Your instructions. Identify the lines bearing the string "потребителей" and gather them.

Working data.
● ● ● ●

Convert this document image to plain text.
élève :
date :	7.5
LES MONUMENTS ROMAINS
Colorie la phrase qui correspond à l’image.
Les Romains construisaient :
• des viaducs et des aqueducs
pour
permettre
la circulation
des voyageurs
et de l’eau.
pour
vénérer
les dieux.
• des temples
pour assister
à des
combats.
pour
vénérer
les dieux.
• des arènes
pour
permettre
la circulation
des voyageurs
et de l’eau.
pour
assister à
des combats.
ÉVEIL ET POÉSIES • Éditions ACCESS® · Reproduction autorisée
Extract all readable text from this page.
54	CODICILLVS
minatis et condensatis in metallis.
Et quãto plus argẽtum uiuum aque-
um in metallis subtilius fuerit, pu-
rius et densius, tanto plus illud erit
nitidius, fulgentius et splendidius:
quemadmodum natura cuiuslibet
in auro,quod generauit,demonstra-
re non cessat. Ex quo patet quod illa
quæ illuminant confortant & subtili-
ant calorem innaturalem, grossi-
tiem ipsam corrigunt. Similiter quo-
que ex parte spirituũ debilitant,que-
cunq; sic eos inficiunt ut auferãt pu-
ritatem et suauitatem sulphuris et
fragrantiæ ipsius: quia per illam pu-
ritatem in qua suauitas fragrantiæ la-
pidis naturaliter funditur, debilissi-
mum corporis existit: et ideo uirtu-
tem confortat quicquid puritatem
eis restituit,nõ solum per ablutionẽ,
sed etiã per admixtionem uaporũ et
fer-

● ● ● ●

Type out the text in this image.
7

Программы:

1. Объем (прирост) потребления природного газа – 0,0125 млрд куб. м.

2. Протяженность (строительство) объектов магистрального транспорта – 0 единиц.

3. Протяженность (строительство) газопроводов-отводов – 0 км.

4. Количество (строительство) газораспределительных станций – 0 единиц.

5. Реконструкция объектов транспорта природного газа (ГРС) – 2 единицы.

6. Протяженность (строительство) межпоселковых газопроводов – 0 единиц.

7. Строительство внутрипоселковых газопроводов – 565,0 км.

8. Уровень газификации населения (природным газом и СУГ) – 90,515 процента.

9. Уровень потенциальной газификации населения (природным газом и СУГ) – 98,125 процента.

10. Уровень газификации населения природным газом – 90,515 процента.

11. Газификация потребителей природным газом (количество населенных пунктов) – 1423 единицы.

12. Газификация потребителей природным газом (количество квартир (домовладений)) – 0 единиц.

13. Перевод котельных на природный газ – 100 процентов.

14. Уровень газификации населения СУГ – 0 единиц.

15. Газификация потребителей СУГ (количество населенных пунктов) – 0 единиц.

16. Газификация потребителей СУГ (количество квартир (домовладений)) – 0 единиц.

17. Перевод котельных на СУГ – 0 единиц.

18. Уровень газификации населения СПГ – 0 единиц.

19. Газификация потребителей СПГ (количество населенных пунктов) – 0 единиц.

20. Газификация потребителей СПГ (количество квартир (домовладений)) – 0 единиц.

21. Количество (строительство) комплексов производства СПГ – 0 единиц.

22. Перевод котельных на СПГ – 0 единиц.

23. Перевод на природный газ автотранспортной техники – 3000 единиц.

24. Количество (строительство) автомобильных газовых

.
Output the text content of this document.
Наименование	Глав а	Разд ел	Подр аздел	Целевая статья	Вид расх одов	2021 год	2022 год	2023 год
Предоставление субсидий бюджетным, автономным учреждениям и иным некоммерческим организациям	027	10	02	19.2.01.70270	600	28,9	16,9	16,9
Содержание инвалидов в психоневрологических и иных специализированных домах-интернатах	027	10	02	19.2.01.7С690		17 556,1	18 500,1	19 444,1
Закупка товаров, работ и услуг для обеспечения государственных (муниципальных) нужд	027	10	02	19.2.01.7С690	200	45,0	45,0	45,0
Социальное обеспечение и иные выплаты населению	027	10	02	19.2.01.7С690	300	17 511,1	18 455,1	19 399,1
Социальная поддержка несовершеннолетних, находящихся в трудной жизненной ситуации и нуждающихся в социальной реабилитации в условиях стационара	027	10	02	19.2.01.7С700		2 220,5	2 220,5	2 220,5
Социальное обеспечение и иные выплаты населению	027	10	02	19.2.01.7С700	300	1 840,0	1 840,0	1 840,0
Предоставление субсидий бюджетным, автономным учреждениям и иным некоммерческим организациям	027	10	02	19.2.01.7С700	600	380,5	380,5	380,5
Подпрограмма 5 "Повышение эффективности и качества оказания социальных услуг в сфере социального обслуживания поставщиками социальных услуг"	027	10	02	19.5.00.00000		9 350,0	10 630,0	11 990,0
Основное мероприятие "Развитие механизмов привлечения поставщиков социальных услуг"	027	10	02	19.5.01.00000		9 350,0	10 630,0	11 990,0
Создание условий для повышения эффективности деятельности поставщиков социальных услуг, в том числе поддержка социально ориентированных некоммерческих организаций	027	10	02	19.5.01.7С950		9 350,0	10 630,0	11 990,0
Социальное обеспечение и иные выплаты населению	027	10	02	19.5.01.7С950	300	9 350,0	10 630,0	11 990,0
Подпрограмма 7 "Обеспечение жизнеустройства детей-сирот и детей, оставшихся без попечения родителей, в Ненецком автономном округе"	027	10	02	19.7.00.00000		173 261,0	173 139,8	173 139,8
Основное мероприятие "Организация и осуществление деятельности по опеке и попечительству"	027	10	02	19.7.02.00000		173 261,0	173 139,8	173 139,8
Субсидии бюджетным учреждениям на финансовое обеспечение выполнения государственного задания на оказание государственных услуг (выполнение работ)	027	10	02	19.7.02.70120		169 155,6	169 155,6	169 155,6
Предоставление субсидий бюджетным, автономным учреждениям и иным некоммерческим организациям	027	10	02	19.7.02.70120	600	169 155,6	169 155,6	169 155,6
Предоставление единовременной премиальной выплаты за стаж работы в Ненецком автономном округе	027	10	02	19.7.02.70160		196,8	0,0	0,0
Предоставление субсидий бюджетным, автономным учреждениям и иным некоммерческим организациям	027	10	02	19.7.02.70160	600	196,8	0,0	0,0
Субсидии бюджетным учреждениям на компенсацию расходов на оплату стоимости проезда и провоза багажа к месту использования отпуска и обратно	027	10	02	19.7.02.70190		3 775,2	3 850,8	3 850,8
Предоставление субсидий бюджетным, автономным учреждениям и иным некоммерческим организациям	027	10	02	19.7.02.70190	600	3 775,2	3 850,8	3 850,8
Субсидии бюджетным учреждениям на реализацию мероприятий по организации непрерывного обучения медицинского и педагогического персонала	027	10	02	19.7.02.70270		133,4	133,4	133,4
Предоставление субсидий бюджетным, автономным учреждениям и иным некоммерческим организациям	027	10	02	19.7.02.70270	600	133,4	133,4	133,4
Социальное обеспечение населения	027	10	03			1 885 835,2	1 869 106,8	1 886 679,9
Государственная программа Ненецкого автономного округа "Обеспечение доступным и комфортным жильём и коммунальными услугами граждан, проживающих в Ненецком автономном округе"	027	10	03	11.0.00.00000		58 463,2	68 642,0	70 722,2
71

● ● ● ●

Task answer.
11. Газификация потребителей природным газом (количество населенных пунктов) – 1423 единицы.
12. Газификация потребителей природным газом (количество квартир (домовладений)) – 0 единиц.
15. Газификация потребителей СУГ (количество населенных пунктов) – 0 единиц.
16. Газификация потребителей СУГ (количество квартир (домовладений)) – 0 единиц.
19. Газификация потребителей СПГ (количество населенных пунктов) – 0 единиц.
20. Газификация потребителей СПГ (количество квартир (домовладений)) – 0 единиц.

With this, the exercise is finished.